Direction:
Repeat the material verbatim. Images are excluded from the copy.

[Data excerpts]
/---
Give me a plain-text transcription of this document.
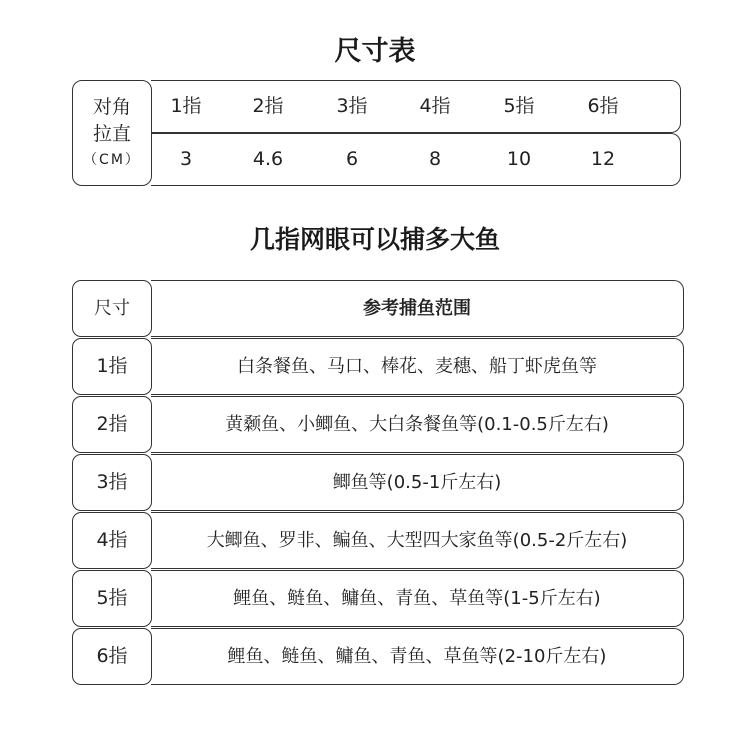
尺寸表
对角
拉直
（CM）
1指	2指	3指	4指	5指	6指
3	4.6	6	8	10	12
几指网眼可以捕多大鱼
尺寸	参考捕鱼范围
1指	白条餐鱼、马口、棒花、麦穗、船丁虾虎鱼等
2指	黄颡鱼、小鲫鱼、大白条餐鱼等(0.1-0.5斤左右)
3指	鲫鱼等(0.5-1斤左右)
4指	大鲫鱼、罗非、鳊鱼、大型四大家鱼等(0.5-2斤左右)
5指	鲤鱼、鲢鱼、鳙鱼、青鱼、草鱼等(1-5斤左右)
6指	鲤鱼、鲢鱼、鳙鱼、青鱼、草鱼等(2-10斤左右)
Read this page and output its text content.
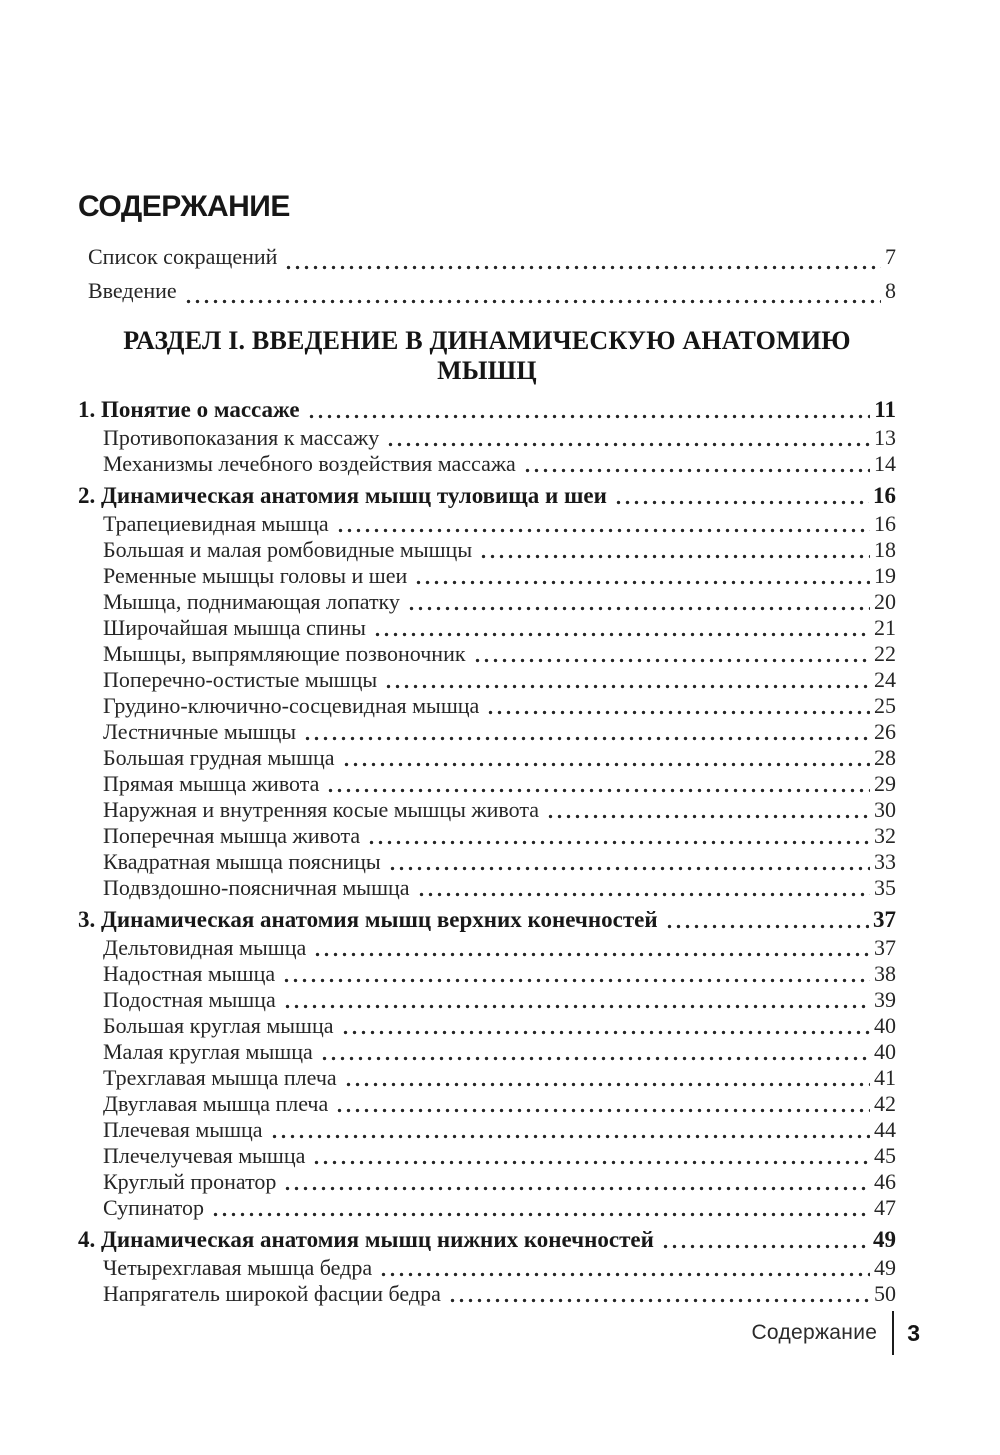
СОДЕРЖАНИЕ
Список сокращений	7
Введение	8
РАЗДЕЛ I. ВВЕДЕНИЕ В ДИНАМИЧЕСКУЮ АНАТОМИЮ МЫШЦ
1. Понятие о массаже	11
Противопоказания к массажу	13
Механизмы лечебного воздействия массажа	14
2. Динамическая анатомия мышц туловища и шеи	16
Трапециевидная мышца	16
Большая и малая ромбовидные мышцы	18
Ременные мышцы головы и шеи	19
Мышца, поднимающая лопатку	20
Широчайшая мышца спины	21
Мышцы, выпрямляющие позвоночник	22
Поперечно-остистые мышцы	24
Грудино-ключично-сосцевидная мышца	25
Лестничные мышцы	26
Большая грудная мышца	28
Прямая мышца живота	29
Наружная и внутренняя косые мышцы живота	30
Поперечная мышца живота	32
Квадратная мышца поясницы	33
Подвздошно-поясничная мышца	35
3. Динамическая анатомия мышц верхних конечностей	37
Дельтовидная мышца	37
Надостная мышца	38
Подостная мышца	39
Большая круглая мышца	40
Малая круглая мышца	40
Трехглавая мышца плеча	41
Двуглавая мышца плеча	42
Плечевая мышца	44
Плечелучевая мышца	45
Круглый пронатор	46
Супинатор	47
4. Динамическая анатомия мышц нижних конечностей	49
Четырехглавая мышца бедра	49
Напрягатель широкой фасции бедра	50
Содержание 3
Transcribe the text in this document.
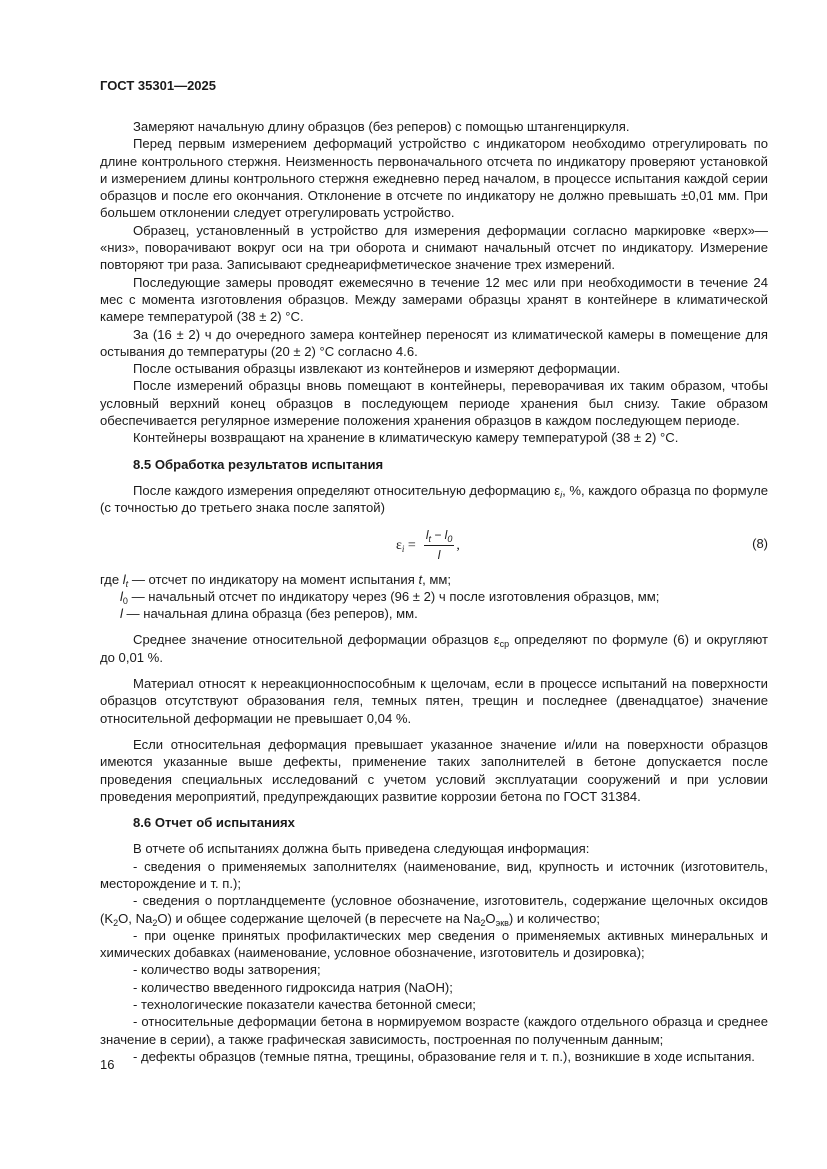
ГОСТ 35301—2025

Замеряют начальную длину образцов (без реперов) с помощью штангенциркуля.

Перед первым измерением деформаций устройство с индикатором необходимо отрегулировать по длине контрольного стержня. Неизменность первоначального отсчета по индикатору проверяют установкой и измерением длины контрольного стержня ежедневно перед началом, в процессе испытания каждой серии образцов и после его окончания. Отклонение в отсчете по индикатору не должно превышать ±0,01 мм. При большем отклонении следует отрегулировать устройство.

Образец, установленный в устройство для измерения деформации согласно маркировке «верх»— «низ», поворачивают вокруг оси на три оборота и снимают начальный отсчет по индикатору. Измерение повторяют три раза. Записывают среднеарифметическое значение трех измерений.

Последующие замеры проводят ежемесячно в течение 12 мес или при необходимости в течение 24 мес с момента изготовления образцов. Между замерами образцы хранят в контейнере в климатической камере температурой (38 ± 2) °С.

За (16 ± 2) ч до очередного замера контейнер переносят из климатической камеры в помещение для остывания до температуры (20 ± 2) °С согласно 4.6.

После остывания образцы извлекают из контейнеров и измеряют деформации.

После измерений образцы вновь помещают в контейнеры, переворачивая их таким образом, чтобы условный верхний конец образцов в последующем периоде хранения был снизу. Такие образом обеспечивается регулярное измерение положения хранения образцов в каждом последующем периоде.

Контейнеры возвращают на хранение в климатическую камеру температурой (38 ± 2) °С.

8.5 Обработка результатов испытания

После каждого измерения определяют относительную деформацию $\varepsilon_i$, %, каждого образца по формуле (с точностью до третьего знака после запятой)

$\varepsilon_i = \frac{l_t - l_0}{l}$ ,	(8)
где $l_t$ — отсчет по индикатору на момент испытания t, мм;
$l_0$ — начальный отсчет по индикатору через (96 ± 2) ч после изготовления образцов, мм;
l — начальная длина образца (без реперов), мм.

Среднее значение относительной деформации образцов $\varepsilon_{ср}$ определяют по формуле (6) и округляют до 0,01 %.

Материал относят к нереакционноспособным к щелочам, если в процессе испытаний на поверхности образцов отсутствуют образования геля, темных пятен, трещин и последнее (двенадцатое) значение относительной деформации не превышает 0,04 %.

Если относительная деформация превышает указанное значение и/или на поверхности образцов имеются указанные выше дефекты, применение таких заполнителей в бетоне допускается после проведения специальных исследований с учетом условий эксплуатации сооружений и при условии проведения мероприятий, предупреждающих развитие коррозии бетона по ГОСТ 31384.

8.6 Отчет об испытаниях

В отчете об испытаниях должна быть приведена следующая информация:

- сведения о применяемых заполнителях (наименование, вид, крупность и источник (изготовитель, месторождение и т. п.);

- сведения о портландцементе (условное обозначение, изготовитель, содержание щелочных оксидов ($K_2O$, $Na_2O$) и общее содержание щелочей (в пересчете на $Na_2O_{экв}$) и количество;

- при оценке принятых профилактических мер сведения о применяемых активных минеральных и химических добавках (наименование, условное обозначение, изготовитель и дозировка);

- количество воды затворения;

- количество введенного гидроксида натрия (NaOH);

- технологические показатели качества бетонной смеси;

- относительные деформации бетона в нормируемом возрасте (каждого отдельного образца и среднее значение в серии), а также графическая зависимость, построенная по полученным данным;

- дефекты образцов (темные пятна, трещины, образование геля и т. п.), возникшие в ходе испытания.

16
\---
Solution to this task:
Give me a plain-text transcription of this document.
尺寸表
对角
拉直
（CM）
1指	2指	3指	4指	5指	6指
3	4.6	6	8	10	12
几指网眼可以捕多大鱼
尺寸	参考捕鱼范围
1指	白条餐鱼、马口、棒花、麦穗、船丁虾虎鱼等
2指	黄颡鱼、小鲫鱼、大白条餐鱼等(0.1-0.5斤左右)
3指	鲫鱼等(0.5-1斤左右)
4指	大鲫鱼、罗非、鳊鱼、大型四大家鱼等(0.5-2斤左右)
5指	鲤鱼、鲢鱼、鳙鱼、青鱼、草鱼等(1-5斤左右)
6指	鲤鱼、鲢鱼、鳙鱼、青鱼、草鱼等(2-10斤左右)
Read this page and output its text content.
СОДЕРЖАНИЕ
Список сокращений	7
Введение	8
РАЗДЕЛ I. ВВЕДЕНИЕ В ДИНАМИЧЕСКУЮ АНАТОМИЮ МЫШЦ
1. Понятие о массаже	11
Противопоказания к массажу	13
Механизмы лечебного воздействия массажа	14
2. Динамическая анатомия мышц туловища и шеи	16
Трапециевидная мышца	16
Большая и малая ромбовидные мышцы	18
Ременные мышцы головы и шеи	19
Мышца, поднимающая лопатку	20
Широчайшая мышца спины	21
Мышцы, выпрямляющие позвоночник	22
Поперечно-остистые мышцы	24
Грудино-ключично-сосцевидная мышца	25
Лестничные мышцы	26
Большая грудная мышца	28
Прямая мышца живота	29
Наружная и внутренняя косые мышцы живота	30
Поперечная мышца живота	32
Квадратная мышца поясницы	33
Подвздошно-поясничная мышца	35
3. Динамическая анатомия мышц верхних конечностей	37
Дельтовидная мышца	37
Надостная мышца	38
Подостная мышца	39
Большая круглая мышца	40
Малая круглая мышца	40
Трехглавая мышца плеча	41
Двуглавая мышца плеча	42
Плечевая мышца	44
Плечелучевая мышца	45
Круглый пронатор	46
Супинатор	47
4. Динамическая анатомия мышц нижних конечностей	49
Четырехглавая мышца бедра	49
Напрягатель широкой фасции бедра	50
Содержание 3
Transcribe the text in this document.
ГОСТ 35301—2025

Замеряют начальную длину образцов (без реперов) с помощью штангенциркуля.

Перед первым измерением деформаций устройство с индикатором необходимо отрегулировать по длине контрольного стержня. Неизменность первоначального отсчета по индикатору проверяют установкой и измерением длины контрольного стержня ежедневно перед началом, в процессе испытания каждой серии образцов и после его окончания. Отклонение в отсчете по индикатору не должно превышать ±0,01 мм. При большем отклонении следует отрегулировать устройство.

Образец, установленный в устройство для измерения деформации согласно маркировке «верх»— «низ», поворачивают вокруг оси на три оборота и снимают начальный отсчет по индикатору. Измерение повторяют три раза. Записывают среднеарифметическое значение трех измерений.

Последующие замеры проводят ежемесячно в течение 12 мес или при необходимости в течение 24 мес с момента изготовления образцов. Между замерами образцы хранят в контейнере в климатической камере температурой (38 ± 2) °С.

За (16 ± 2) ч до очередного замера контейнер переносят из климатической камеры в помещение для остывания до температуры (20 ± 2) °С согласно 4.6.

После остывания образцы извлекают из контейнеров и измеряют деформации.

После измерений образцы вновь помещают в контейнеры, переворачивая их таким образом, чтобы условный верхний конец образцов в последующем периоде хранения был снизу. Такие образом обеспечивается регулярное измерение положения хранения образцов в каждом последующем периоде.

Контейнеры возвращают на хранение в климатическую камеру температурой (38 ± 2) °С.

8.5 Обработка результатов испытания

После каждого измерения определяют относительную деформацию $\varepsilon_i$, %, каждого образца по формуле (с точностью до третьего знака после запятой)

$\varepsilon_i = \frac{l_t - l_0}{l}$ ,	(8)
где $l_t$ — отсчет по индикатору на момент испытания t, мм;
$l_0$ — начальный отсчет по индикатору через (96 ± 2) ч после изготовления образцов, мм;
l — начальная длина образца (без реперов), мм.

Среднее значение относительной деформации образцов $\varepsilon_{ср}$ определяют по формуле (6) и округляют до 0,01 %.

Материал относят к нереакционноспособным к щелочам, если в процессе испытаний на поверхности образцов отсутствуют образования геля, темных пятен, трещин и последнее (двенадцатое) значение относительной деформации не превышает 0,04 %.

Если относительная деформация превышает указанное значение и/или на поверхности образцов имеются указанные выше дефекты, применение таких заполнителей в бетоне допускается после проведения специальных исследований с учетом условий эксплуатации сооружений и при условии проведения мероприятий, предупреждающих развитие коррозии бетона по ГОСТ 31384.

8.6 Отчет об испытаниях

В отчете об испытаниях должна быть приведена следующая информация:

- сведения о применяемых заполнителях (наименование, вид, крупность и источник (изготовитель, месторождение и т. п.);

- сведения о портландцементе (условное обозначение, изготовитель, содержание щелочных оксидов ($K_2O$, $Na_2O$) и общее содержание щелочей (в пересчете на $Na_2O_{экв}$) и количество;

- при оценке принятых профилактических мер сведения о применяемых активных минеральных и химических добавках (наименование, условное обозначение, изготовитель и дозировка);

- количество воды затворения;

- количество введенного гидроксида натрия (NaOH);

- технологические показатели качества бетонной смеси;

- относительные деформации бетона в нормируемом возрасте (каждого отдельного образца и среднее значение в серии), а также графическая зависимость, построенная по полученным данным;

- дефекты образцов (темные пятна, трещины, образование геля и т. п.), возникшие в ходе испытания.

16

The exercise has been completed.